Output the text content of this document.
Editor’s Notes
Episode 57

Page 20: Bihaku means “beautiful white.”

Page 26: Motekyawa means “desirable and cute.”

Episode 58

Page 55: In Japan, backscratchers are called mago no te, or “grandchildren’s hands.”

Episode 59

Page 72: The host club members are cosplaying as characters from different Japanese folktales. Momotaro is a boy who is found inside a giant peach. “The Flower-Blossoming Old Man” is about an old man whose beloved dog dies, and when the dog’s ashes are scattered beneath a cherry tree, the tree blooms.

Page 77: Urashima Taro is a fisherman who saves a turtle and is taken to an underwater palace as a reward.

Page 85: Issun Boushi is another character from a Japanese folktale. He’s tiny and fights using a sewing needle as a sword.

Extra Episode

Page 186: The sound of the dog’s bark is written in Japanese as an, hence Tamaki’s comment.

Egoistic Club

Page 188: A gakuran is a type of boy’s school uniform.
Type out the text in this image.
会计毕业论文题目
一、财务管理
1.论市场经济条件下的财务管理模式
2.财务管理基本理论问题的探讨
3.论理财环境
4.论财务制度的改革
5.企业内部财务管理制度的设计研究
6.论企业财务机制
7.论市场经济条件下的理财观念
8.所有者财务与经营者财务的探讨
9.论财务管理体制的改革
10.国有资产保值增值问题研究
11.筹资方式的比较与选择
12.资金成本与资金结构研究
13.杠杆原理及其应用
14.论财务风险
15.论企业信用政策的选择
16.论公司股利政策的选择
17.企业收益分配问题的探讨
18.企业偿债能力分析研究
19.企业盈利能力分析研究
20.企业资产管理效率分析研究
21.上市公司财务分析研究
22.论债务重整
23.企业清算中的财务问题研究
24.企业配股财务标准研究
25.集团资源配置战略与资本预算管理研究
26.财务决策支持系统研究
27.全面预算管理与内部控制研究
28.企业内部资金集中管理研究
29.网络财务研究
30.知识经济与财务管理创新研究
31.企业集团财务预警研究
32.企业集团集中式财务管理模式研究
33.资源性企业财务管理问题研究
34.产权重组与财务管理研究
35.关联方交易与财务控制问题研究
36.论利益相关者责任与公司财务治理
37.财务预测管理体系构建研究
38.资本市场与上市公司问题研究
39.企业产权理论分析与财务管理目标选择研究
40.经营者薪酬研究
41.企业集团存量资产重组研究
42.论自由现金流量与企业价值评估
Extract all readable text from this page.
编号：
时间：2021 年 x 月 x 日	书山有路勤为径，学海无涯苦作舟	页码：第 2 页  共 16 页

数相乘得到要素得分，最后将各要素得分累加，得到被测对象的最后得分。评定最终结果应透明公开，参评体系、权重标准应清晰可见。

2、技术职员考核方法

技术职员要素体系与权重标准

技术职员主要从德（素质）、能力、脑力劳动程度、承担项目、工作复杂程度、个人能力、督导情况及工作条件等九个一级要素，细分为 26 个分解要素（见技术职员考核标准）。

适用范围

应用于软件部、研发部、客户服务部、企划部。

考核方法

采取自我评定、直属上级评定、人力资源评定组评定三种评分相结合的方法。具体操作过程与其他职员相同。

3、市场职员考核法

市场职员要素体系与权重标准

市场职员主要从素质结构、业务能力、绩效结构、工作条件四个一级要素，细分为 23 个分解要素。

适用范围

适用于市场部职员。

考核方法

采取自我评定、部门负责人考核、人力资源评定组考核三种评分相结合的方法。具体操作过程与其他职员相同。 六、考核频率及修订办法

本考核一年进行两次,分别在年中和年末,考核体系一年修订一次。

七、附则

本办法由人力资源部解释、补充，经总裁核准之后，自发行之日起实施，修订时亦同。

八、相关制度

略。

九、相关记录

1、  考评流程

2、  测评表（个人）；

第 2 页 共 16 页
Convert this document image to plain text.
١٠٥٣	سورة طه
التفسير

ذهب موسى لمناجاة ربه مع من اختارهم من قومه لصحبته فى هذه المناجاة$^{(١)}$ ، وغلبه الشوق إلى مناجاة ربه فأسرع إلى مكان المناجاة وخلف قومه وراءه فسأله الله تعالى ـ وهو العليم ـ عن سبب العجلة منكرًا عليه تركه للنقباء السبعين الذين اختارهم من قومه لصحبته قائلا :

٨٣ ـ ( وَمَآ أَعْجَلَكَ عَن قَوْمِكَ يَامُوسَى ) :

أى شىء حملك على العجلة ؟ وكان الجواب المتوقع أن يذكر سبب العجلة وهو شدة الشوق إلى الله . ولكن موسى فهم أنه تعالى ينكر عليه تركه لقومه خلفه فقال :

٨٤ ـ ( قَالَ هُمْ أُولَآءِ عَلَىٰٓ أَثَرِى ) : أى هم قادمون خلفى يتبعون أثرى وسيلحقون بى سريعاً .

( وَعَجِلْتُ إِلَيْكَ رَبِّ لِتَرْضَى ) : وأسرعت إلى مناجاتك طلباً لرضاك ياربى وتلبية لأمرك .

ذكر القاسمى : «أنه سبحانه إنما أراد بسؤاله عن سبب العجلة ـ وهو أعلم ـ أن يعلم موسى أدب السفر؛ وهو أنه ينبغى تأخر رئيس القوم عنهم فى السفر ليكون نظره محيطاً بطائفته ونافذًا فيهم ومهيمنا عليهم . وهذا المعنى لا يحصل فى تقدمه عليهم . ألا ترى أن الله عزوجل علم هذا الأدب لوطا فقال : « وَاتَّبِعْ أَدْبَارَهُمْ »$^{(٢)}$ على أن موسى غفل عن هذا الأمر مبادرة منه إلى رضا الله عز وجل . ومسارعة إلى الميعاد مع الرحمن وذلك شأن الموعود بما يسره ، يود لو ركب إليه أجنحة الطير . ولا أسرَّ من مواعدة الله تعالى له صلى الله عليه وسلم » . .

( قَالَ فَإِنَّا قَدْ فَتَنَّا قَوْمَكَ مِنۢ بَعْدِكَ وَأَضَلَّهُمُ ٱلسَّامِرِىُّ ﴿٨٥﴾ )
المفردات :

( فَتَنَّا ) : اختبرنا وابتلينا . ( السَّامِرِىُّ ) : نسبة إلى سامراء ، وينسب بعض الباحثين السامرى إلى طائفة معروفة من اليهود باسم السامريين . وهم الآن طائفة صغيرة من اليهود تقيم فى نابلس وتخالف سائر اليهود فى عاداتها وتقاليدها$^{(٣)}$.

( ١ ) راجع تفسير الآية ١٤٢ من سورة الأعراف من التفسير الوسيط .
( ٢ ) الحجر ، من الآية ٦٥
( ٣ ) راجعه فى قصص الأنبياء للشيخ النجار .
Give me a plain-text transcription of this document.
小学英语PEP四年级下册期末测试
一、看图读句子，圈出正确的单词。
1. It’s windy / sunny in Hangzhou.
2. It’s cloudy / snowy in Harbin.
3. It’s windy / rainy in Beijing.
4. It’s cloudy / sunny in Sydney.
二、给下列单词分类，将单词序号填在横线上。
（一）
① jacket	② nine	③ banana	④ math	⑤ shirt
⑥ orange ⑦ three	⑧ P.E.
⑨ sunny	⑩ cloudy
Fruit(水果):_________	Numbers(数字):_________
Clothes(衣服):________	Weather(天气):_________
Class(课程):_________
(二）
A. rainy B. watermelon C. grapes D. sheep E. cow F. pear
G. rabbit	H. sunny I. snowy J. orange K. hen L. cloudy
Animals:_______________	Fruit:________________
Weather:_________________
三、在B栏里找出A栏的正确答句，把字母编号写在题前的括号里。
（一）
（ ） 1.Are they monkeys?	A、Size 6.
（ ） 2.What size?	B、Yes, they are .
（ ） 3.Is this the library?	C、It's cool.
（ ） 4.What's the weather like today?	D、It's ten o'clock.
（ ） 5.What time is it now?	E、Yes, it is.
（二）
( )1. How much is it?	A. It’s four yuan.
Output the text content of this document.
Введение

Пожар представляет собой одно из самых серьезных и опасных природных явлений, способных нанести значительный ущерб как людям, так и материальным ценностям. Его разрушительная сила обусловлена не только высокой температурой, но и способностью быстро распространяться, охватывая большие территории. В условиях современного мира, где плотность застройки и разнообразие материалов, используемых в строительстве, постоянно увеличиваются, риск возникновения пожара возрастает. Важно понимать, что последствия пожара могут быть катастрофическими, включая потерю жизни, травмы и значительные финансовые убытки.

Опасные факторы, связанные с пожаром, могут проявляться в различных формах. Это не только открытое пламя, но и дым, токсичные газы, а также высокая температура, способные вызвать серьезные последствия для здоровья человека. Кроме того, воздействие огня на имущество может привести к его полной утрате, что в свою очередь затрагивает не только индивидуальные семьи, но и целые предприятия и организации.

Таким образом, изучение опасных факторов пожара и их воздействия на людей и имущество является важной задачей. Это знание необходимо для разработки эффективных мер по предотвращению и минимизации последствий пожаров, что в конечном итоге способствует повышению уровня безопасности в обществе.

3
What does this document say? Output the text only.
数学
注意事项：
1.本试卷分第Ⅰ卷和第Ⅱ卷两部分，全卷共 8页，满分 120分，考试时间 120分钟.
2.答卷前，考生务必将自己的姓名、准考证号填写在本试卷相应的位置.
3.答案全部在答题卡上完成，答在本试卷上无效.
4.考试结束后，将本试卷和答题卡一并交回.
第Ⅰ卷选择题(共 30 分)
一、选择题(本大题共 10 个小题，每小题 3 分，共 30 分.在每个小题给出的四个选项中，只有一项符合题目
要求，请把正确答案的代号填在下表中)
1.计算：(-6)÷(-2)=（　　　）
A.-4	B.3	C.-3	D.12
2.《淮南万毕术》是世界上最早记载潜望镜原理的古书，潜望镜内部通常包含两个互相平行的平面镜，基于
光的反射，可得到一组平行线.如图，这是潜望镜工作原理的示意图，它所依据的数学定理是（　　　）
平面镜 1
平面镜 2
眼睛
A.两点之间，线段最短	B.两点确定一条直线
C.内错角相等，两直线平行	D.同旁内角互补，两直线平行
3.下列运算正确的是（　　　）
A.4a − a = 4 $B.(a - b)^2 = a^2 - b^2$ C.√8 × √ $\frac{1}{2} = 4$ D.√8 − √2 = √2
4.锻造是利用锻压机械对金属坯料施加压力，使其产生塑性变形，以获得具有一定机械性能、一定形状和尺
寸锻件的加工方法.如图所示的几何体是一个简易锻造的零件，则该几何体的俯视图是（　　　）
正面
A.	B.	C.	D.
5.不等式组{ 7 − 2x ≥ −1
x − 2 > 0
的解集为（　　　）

+ + +

Problem
Compute the number of lines above that contain the string "they". Reply with that value only.

The reply
2